▸ Given task: Note each line of the listing that contains the string "Antipsychotics", and copy it.

---------- Extracted entries

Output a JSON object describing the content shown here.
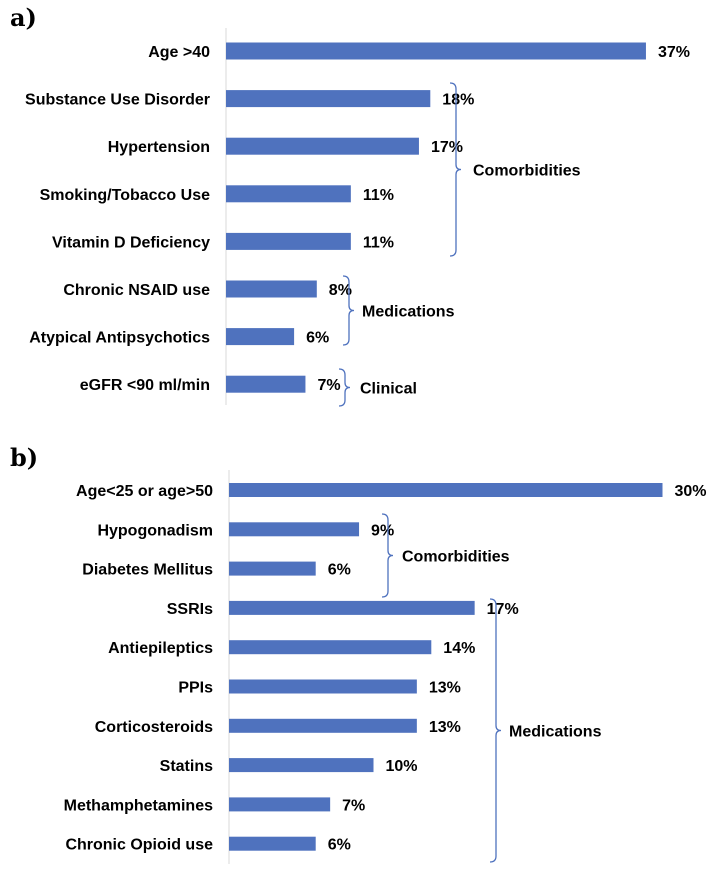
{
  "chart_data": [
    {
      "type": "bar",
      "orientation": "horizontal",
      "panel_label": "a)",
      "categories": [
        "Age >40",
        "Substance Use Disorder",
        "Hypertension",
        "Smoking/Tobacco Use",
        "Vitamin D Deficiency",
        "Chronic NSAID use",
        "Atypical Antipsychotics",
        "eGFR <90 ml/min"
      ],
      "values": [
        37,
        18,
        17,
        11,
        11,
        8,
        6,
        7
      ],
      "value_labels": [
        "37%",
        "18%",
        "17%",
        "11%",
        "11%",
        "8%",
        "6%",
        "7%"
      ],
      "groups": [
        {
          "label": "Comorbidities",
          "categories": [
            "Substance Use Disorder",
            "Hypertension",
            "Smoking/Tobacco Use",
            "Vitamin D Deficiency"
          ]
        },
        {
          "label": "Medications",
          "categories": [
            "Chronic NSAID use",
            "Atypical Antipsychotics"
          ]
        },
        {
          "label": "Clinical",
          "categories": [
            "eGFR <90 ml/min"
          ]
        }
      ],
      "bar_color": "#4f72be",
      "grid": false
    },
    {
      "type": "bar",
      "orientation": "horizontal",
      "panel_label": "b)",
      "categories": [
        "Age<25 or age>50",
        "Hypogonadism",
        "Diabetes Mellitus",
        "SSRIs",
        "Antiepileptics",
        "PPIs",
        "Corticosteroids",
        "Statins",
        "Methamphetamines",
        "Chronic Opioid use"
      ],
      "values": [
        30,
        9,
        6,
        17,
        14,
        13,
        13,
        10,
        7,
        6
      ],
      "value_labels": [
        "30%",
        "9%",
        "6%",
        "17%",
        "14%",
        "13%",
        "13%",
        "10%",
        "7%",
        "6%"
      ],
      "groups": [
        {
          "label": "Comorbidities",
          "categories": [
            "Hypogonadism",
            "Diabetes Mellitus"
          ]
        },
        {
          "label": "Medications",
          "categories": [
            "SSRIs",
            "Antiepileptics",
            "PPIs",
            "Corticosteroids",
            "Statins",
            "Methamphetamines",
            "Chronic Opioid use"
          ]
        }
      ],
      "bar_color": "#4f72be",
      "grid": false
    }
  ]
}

--------------------
---------- Extracted entries

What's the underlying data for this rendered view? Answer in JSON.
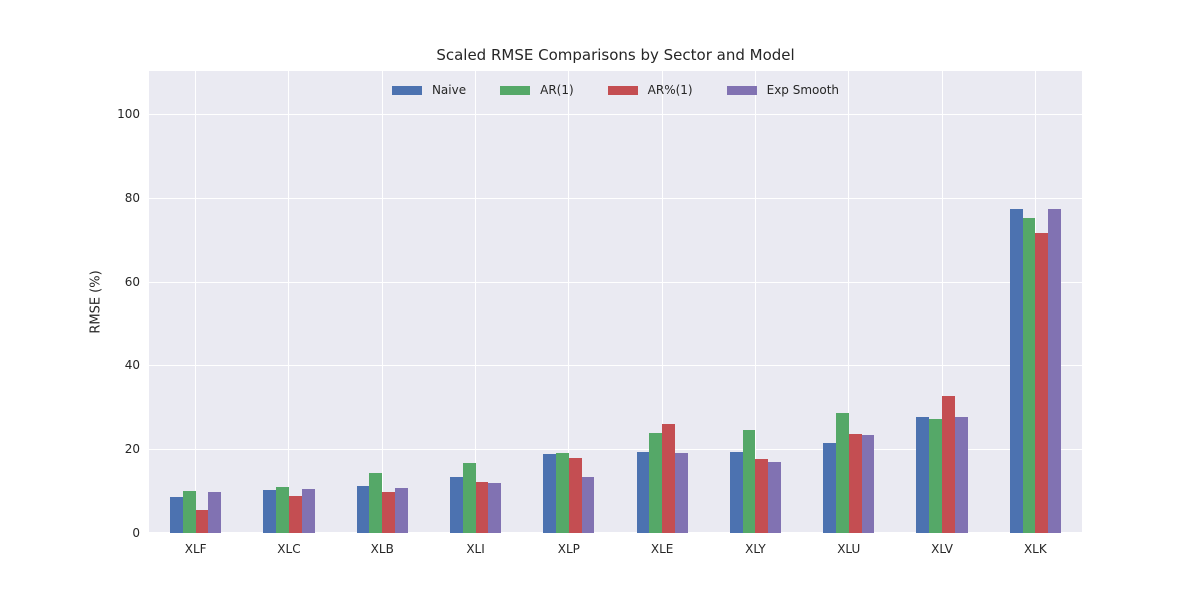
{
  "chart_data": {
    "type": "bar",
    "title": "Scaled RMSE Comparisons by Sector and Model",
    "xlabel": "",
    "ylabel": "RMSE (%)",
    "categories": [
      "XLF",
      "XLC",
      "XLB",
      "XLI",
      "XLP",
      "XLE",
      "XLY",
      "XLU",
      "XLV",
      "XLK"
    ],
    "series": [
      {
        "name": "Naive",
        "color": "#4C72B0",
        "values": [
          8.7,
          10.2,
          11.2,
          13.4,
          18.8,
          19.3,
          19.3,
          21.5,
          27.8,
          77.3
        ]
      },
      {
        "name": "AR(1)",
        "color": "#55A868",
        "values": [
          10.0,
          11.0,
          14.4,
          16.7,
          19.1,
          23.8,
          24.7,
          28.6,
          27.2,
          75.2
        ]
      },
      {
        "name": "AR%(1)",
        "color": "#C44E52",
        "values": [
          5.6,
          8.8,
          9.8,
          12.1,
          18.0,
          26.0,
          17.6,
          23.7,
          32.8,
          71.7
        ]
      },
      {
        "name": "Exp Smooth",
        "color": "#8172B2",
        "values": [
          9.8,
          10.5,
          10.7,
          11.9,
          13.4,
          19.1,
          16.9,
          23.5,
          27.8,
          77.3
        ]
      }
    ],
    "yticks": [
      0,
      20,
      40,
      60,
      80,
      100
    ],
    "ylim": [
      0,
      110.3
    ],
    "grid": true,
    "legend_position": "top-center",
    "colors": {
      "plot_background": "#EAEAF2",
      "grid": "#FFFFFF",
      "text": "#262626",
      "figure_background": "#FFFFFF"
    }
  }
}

--------------------

▸ Exercise output:
        "Atypical Antipsychotics",
            "Atypical Antipsychotics"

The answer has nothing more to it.